■ Text extract
◆ ◆ ◆ ◆ ◆ ◆ ◆
We are pleased to invite you to the book launch of Prof. Karolina Krasuska’s book “Soviet-Born: The Afterlives of Migration in Jewish American Fiction“.

Thursday, October 17, 2024
5 PM

Discussion will be followed by wine & snacks!

You can get 3 OZN points for participating in this event.

Where?

Dobra 55, room: 2.118
(the building features some mobility accommodations: ramp and lift)

What?

In 2010, when The New Yorker published a list of twenty writers under the age of forty who were “key to their generation,” it included five Jewish-identified writers, two of whom—American Gary Shteyngart and Canadian David Bezmozgis—were Soviet-born. This publicity came after nearly a decade of English-language literary output by Soviet-born writers of all genders in North America. Soviet-Born: The Afterlives of Migration in Jewish American Fiction traces the impact of these now numerous authors—among others, David Bezmozgis, Boris Fishman, Keith Gessen, Sana Krasikov, Ellen Litman, Gary Shteyngart, Anya Ulinich, and Lara Vapnyar—on major coordinates of the Jewish American imaginary.

Entering an immigrant, Soviet-born standpoint creates an alternative and sometimes complementary pattern of how the Eastern and Central European past and present resonate with American Jewishness. The novels, short stories, and graphic novels considered here often stage strikingly fresh variations on key older themes, including cultural geography, the memory of World War II and the Holocaust, communism, gender and sexuality, genealogy, and finally, migration. Soviet-Born demonstrates how these diasporic writers, with their critical stance toward identity categories, open up the field of what is canonically Jewish American to broader contemporary debates.

Who?
◆ ◆ ◆ ◆ ◆ ◆ ◆
■ Dataset rows
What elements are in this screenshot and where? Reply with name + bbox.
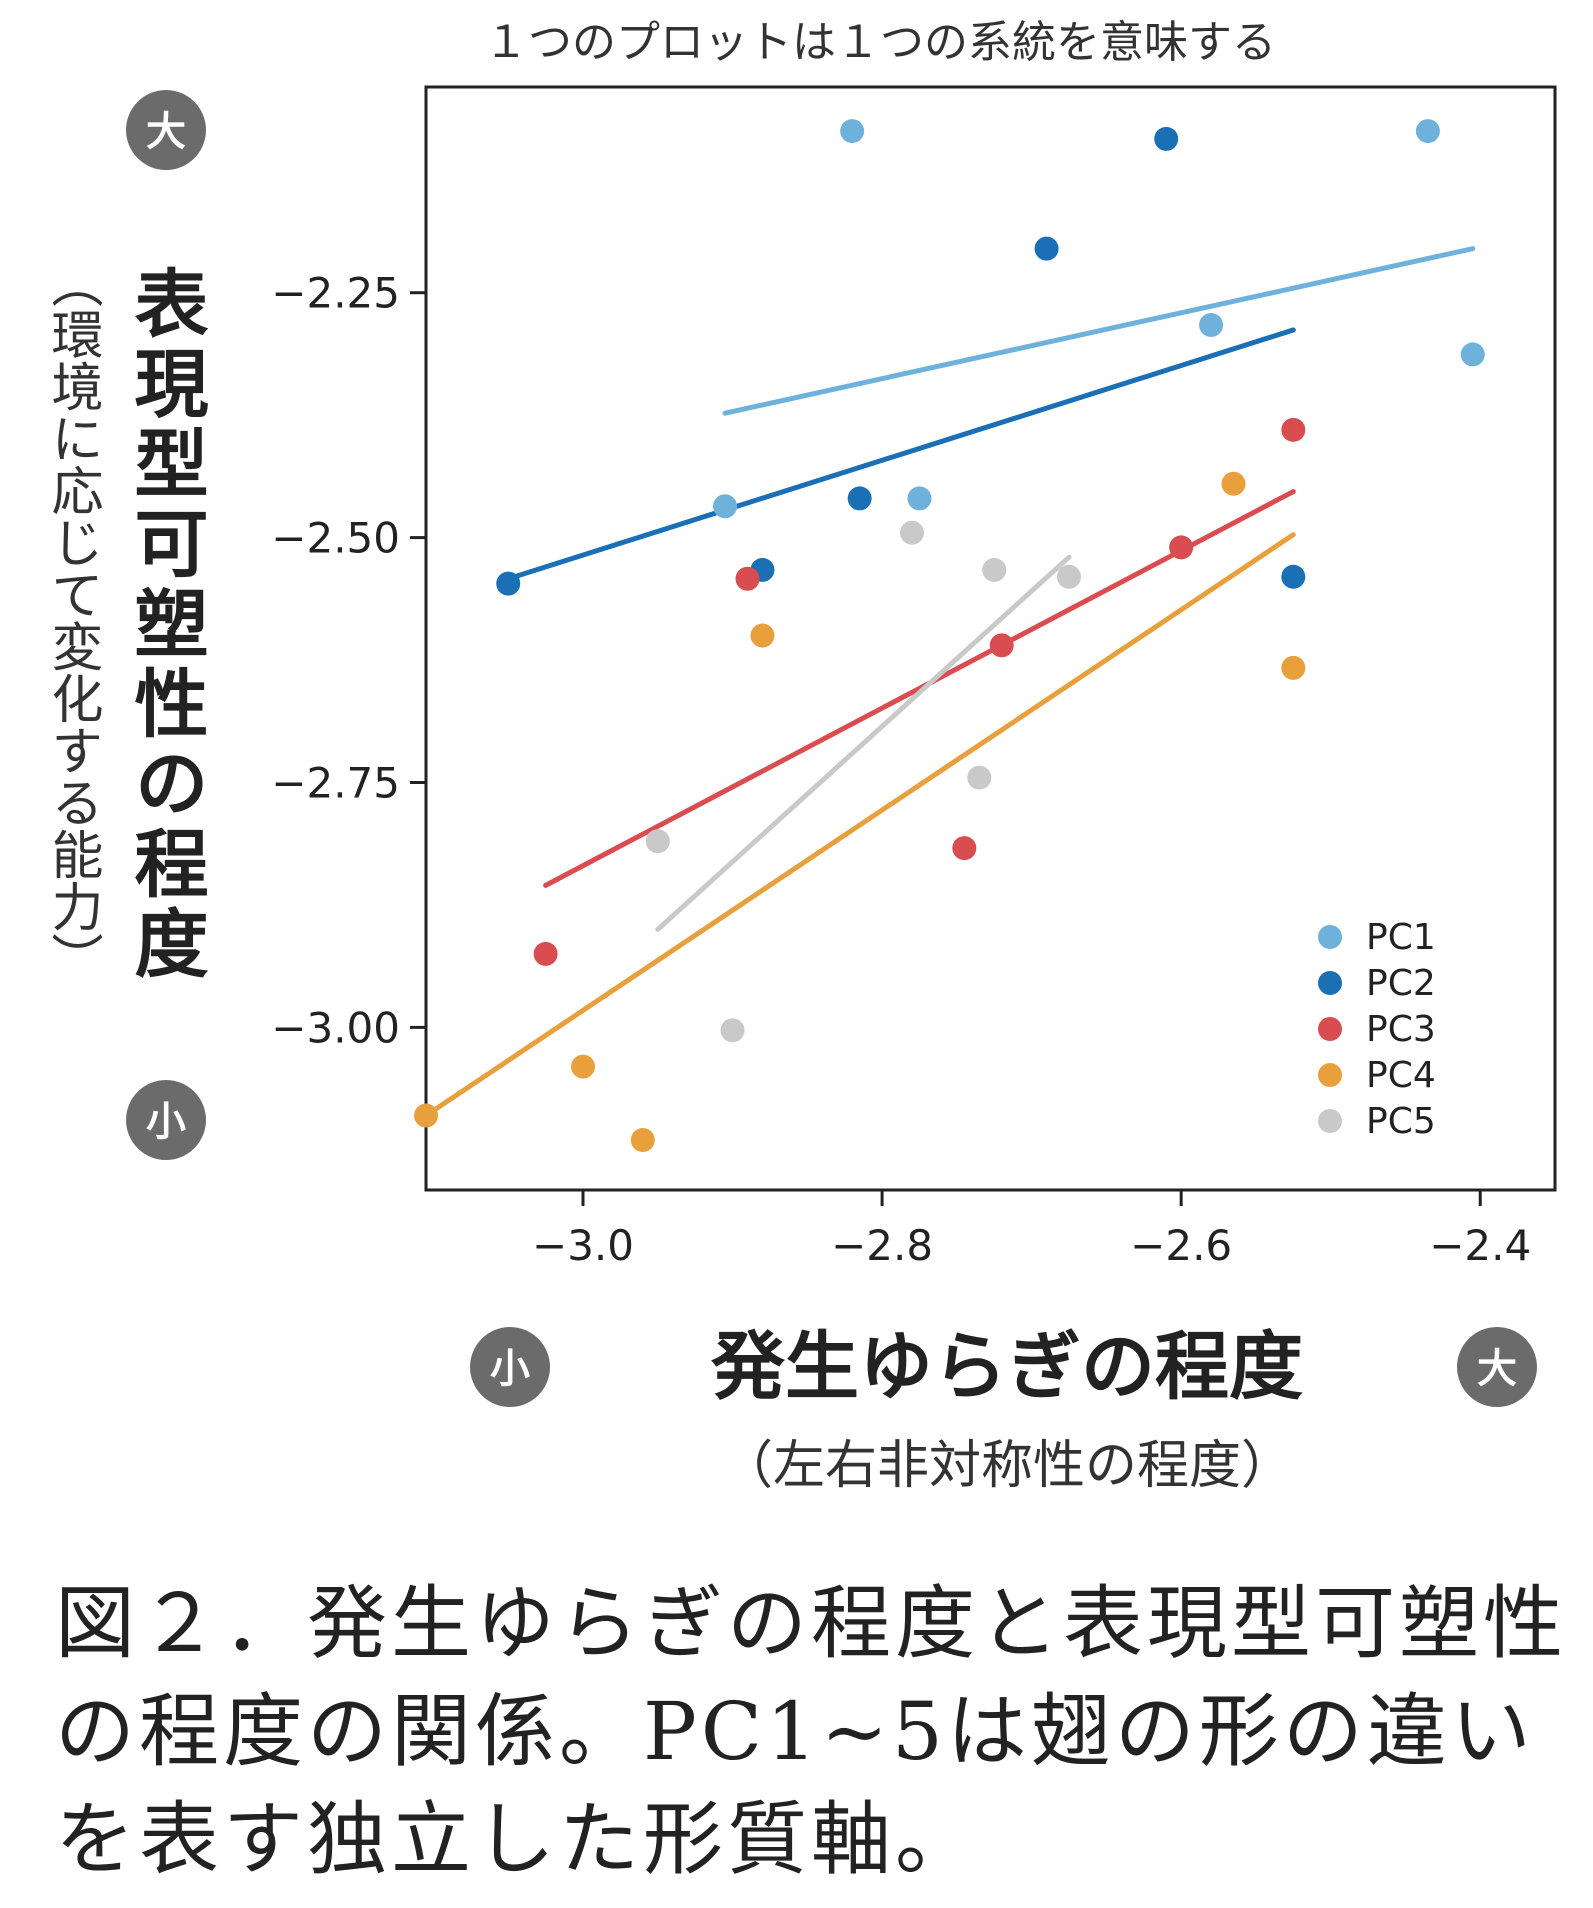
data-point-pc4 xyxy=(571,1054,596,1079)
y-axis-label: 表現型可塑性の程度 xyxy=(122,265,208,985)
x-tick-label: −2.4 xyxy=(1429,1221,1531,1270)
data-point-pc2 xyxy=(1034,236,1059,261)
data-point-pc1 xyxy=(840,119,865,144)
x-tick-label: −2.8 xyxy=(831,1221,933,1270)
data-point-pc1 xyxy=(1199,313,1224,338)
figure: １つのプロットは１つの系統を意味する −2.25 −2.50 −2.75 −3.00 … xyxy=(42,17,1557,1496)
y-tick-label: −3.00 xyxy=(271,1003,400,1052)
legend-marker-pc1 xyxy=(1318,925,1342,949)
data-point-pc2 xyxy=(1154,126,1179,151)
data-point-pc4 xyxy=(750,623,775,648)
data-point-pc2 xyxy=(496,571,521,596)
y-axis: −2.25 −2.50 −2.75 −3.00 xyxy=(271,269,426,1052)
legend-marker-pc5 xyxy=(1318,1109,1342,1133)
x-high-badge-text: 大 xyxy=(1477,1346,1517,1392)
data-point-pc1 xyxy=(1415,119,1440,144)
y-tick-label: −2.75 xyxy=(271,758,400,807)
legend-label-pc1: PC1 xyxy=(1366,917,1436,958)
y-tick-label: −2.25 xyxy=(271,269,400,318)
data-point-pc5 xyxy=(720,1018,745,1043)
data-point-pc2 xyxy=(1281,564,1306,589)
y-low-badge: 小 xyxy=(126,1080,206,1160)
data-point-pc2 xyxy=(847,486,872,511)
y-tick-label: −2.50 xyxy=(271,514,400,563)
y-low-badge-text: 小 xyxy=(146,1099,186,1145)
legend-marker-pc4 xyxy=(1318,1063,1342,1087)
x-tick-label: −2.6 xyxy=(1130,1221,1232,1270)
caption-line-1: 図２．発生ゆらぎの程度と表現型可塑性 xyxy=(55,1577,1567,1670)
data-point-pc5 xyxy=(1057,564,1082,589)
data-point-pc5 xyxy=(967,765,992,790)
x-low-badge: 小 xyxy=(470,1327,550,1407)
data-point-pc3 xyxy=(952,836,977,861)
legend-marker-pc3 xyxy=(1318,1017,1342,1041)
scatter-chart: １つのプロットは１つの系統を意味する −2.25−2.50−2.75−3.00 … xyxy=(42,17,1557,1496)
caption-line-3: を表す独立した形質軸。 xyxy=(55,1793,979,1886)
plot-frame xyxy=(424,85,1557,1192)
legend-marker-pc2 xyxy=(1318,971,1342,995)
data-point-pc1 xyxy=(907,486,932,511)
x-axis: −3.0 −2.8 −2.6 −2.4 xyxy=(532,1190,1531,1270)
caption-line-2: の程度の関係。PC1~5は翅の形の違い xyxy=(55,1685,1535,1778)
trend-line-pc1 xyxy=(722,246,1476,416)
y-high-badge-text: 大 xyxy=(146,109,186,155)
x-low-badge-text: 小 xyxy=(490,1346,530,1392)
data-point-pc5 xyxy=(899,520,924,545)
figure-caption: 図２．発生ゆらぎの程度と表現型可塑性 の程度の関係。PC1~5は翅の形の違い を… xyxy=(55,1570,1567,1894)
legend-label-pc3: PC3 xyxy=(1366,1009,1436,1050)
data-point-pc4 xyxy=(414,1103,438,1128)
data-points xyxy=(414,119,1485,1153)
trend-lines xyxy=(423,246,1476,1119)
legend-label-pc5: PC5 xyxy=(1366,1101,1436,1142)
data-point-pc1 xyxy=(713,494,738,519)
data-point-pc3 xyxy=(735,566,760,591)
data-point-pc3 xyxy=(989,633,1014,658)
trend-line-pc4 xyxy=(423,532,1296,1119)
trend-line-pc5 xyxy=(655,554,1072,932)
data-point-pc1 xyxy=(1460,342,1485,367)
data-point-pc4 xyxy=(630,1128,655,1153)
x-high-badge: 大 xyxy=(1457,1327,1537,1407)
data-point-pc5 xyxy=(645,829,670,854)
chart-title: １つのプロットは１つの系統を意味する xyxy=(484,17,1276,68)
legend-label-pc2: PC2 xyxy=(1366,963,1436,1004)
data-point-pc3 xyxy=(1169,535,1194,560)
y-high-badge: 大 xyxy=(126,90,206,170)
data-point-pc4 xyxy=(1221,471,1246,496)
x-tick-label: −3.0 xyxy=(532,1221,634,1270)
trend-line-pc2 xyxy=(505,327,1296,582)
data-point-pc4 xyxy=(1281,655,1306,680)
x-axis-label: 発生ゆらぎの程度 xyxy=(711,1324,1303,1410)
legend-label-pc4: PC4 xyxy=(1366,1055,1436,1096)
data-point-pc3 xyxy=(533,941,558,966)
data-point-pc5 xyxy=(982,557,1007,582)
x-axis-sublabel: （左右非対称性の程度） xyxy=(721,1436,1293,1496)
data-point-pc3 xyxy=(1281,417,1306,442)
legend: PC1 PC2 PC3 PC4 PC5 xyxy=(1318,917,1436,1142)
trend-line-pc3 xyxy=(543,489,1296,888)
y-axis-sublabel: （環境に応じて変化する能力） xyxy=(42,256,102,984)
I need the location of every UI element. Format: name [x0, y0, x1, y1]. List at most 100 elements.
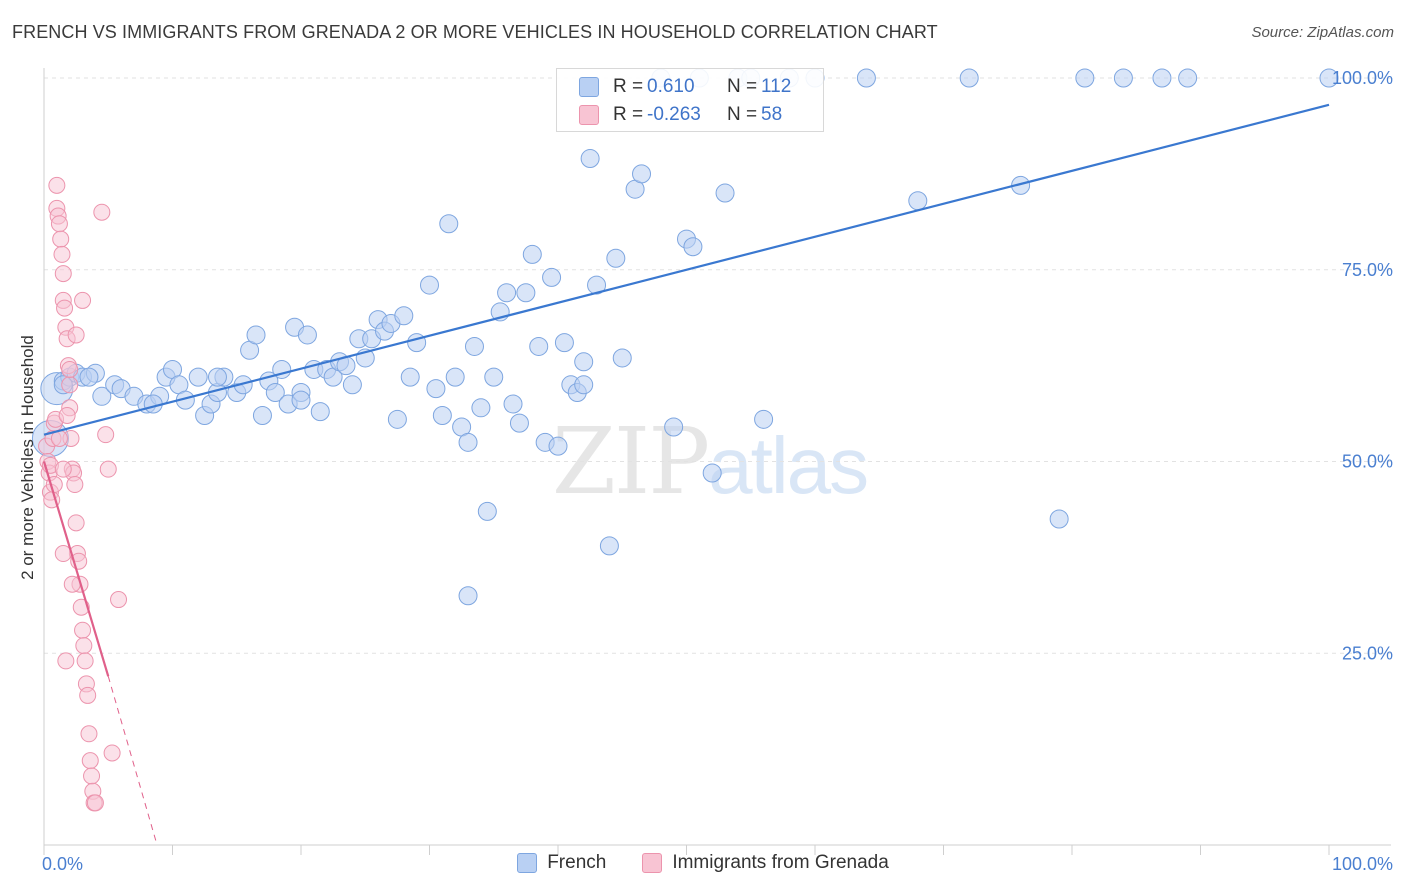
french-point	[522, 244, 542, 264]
◆ ◆ ◆ ◆ ◆ ◆ ◆
■ Complete the following
(1) Please reproduce the part of the book launch announcement that opens with the words containing "Entering an immigrant, Soviet-born" and closes with "broader contemporary debates.".
(2) Render this sentence from the book launch announcement in Spanish: "Discussion will be followed by wine & snacks!"
(3) According to the book launch announcement, how many OZN points can someone get for participating in the event?
The rows are separate material from the book launch announcement.

■ Replies
(1)
Entering an immigrant, Soviet-born standpoint creates an alternative and sometimes complementary pattern of how the Eastern and Central European past and present resonate with American Jewishness. The novels, short stories, and graphic novels considered here often stage strikingly fresh variations on key older themes, including cultural geography, the memory of World War II and the Holocaust, communism, gender and sexuality, genealogy, and finally, migration. Soviet-Born demonstrates how these diasporic writers, with their critical stance toward identity categories, open up the field of what is canonically Jewish American to broader contemporary debates.

(2) ¡La discusión irá seguida de vino y aperitivos!

(3) 3 OZN points.